Some records:
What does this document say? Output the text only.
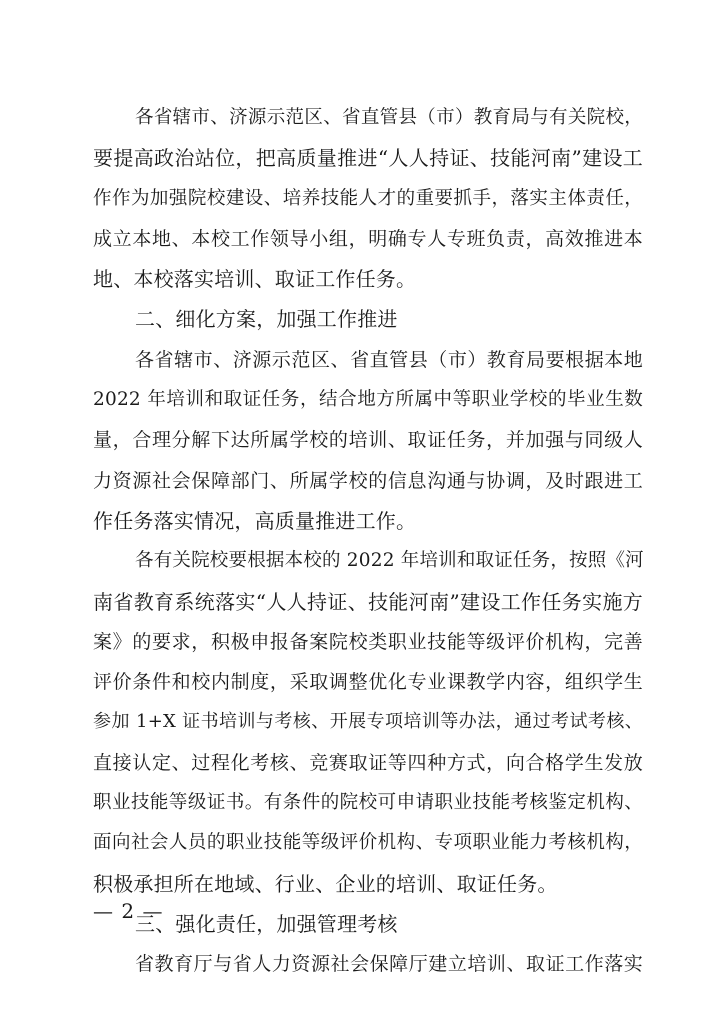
各省辖市、济源示范区、省直管县（市）教育局与有关院校，
要提高政治站位，把高质量推进“人人持证、技能河南”建设工
作作为加强院校建设、培养技能人才的重要抓手，落实主体责任，
成立本地、本校工作领导小组，明确专人专班负责，高效推进本
地、本校落实培训、取证工作任务。
二、细化方案，加强工作推进
各省辖市、济源示范区、省直管县（市）教育局要根据本地
2022 年培训和取证任务，结合地方所属中等职业学校的毕业生数
量，合理分解下达所属学校的培训、取证任务，并加强与同级人
力资源社会保障部门、所属学校的信息沟通与协调，及时跟进工
作任务落实情况，高质量推进工作。
各有关院校要根据本校的 2022 年培训和取证任务，按照《河
南省教育系统落实“人人持证、技能河南”建设工作任务实施方
案》的要求，积极申报备案院校类职业技能等级评价机构，完善
评价条件和校内制度，采取调整优化专业课教学内容，组织学生
参加 1+X 证书培训与考核、开展专项培训等办法，通过考试考核、
直接认定、过程化考核、竞赛取证等四种方式，向合格学生发放
职业技能等级证书。有条件的院校可申请职业技能考核鉴定机构、
面向社会人员的职业技能等级评价机构、专项职业能力考核机构，
积极承担所在地域、行业、企业的培训、取证任务。
三、强化责任，加强管理考核
省教育厅与省人力资源社会保障厅建立培训、取证工作落实
— 2 —
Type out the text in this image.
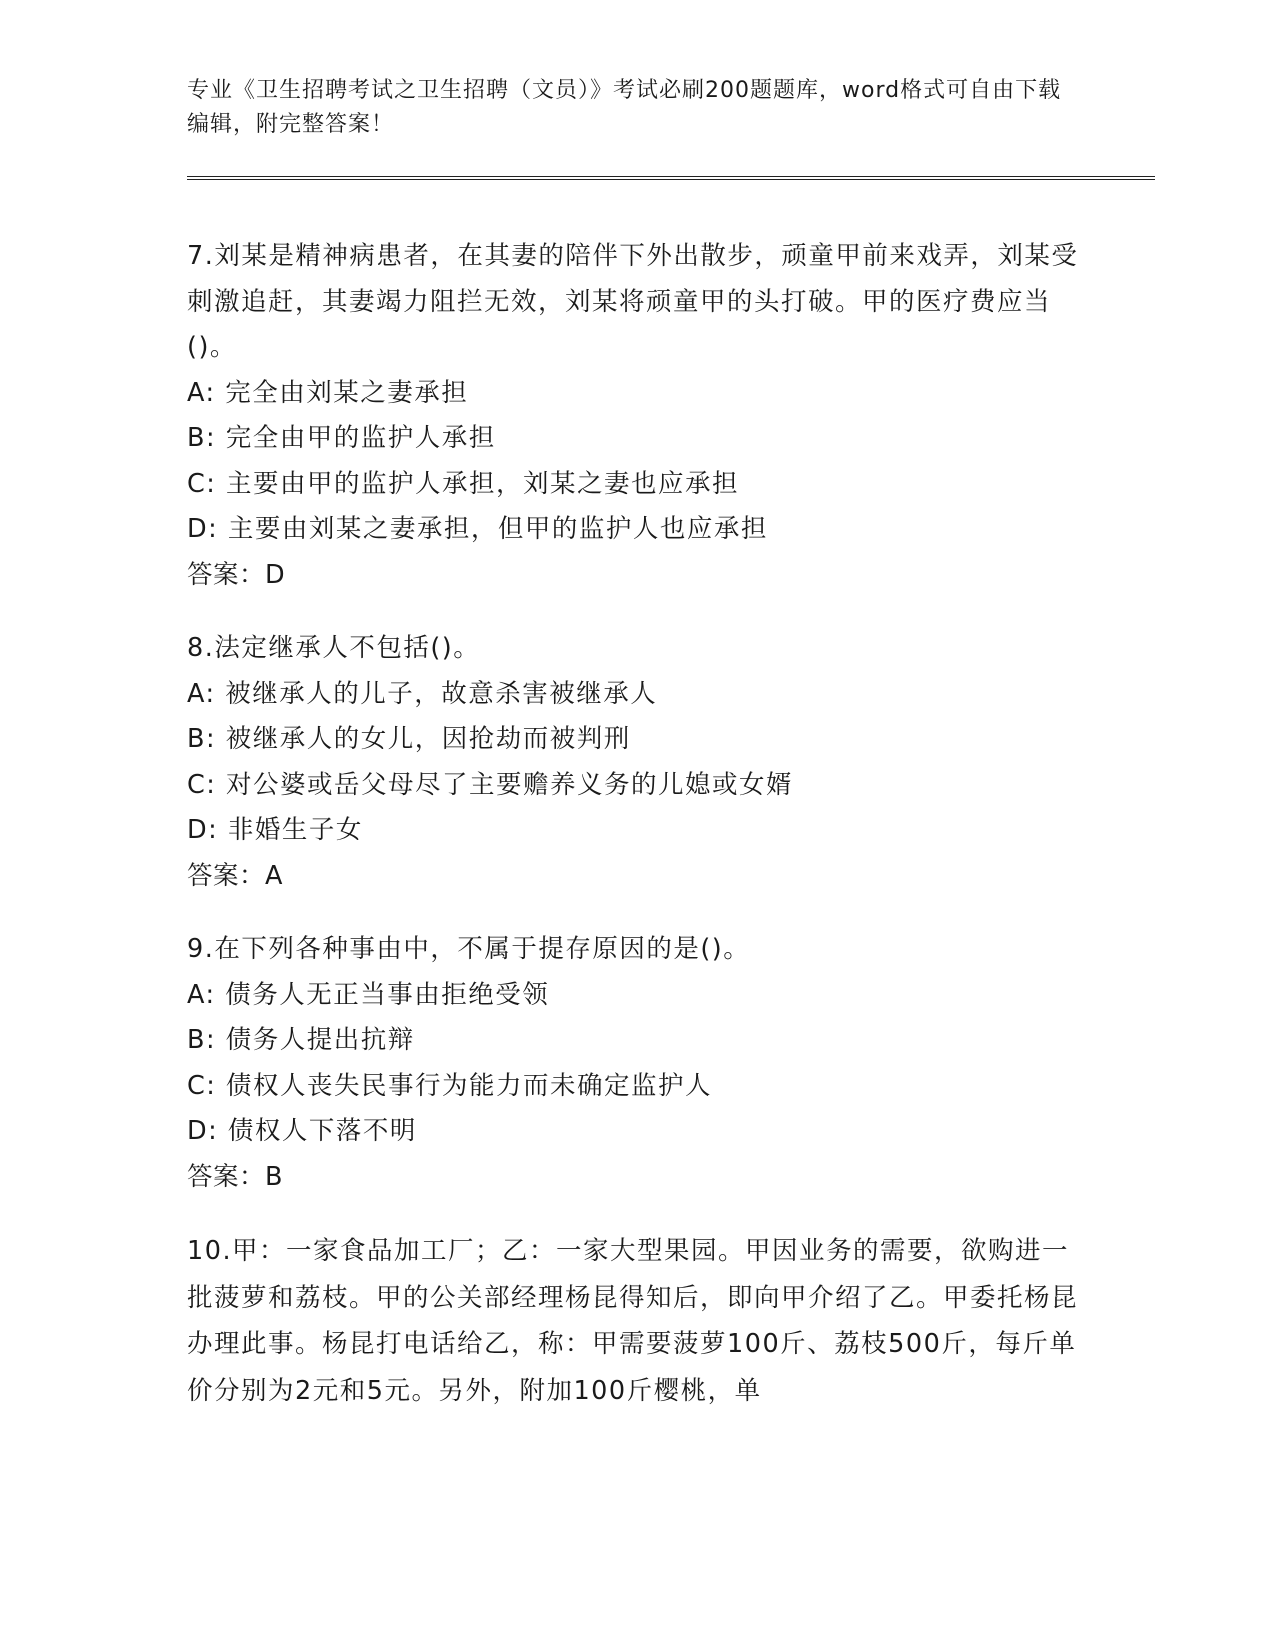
专业《卫生招聘考试之卫生招聘（文员）》考试必刷200题题库，word格式可自由下载编辑，附完整答案！

7.刘某是精神病患者，在其妻的陪伴下外出散步，顽童甲前来戏弄，刘某受刺激追赶，其妻竭力阻拦无效，刘某将顽童甲的头打破。甲的医疗费应当()。

A: 完全由刘某之妻承担

B: 完全由甲的监护人承担

C: 主要由甲的监护人承担，刘某之妻也应承担

D: 主要由刘某之妻承担，但甲的监护人也应承担

答案：D

8.法定继承人不包括()。

A: 被继承人的儿子，故意杀害被继承人

B: 被继承人的女儿，因抢劫而被判刑

C: 对公婆或岳父母尽了主要赡养义务的儿媳或女婿

D: 非婚生子女

答案：A

9.在下列各种事由中，不属于提存原因的是()。

A: 债务人无正当事由拒绝受领

B: 债务人提出抗辩

C: 债权人丧失民事行为能力而未确定监护人

D: 债权人下落不明

答案：B

10.甲：一家食品加工厂；乙：一家大型果园。甲因业务的需要，欲购进一批菠萝和荔枝。甲的公关部经理杨昆得知后，即向甲介绍了乙。甲委托杨昆办理此事。杨昆打电话给乙，称：甲需要菠萝100斤、荔枝500斤，每斤单价分别为2元和5元。另外，附加100斤樱桃，单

SHORT TASK:
Reproduce the entries above without change, omitting all pictures.

ANSWER TO THIS PROBLEM:
What does this document say? Output the text only.
各省辖市、济源示范区、省直管县（市）教育局与有关院校，
要提高政治站位，把高质量推进“人人持证、技能河南”建设工
作作为加强院校建设、培养技能人才的重要抓手，落实主体责任，
成立本地、本校工作领导小组，明确专人专班负责，高效推进本
地、本校落实培训、取证工作任务。
二、细化方案，加强工作推进
各省辖市、济源示范区、省直管县（市）教育局要根据本地
2022 年培训和取证任务，结合地方所属中等职业学校的毕业生数
量，合理分解下达所属学校的培训、取证任务，并加强与同级人
力资源社会保障部门、所属学校的信息沟通与协调，及时跟进工
作任务落实情况，高质量推进工作。
各有关院校要根据本校的 2022 年培训和取证任务，按照《河
南省教育系统落实“人人持证、技能河南”建设工作任务实施方
案》的要求，积极申报备案院校类职业技能等级评价机构，完善
评价条件和校内制度，采取调整优化专业课教学内容，组织学生
参加 1+X 证书培训与考核、开展专项培训等办法，通过考试考核、
直接认定、过程化考核、竞赛取证等四种方式，向合格学生发放
职业技能等级证书。有条件的院校可申请职业技能考核鉴定机构、
面向社会人员的职业技能等级评价机构、专项职业能力考核机构，
积极承担所在地域、行业、企业的培训、取证任务。
三、强化责任，加强管理考核
省教育厅与省人力资源社会保障厅建立培训、取证工作落实
— 2 —
Type out the text in this image.
专业《卫生招聘考试之卫生招聘（文员）》考试必刷200题题库，word格式可自由下载编辑，附完整答案！

7.刘某是精神病患者，在其妻的陪伴下外出散步，顽童甲前来戏弄，刘某受刺激追赶，其妻竭力阻拦无效，刘某将顽童甲的头打破。甲的医疗费应当()。

A: 完全由刘某之妻承担

B: 完全由甲的监护人承担

C: 主要由甲的监护人承担，刘某之妻也应承担

D: 主要由刘某之妻承担，但甲的监护人也应承担

答案：D

8.法定继承人不包括()。

A: 被继承人的儿子，故意杀害被继承人

B: 被继承人的女儿，因抢劫而被判刑

C: 对公婆或岳父母尽了主要赡养义务的儿媳或女婿

D: 非婚生子女

答案：A

9.在下列各种事由中，不属于提存原因的是()。

A: 债务人无正当事由拒绝受领

B: 债务人提出抗辩

C: 债权人丧失民事行为能力而未确定监护人

D: 债权人下落不明

答案：B

10.甲：一家食品加工厂；乙：一家大型果园。甲因业务的需要，欲购进一批菠萝和荔枝。甲的公关部经理杨昆得知后，即向甲介绍了乙。甲委托杨昆办理此事。杨昆打电话给乙，称：甲需要菠萝100斤、荔枝500斤，每斤单价分别为2元和5元。另外，附加100斤樱桃，单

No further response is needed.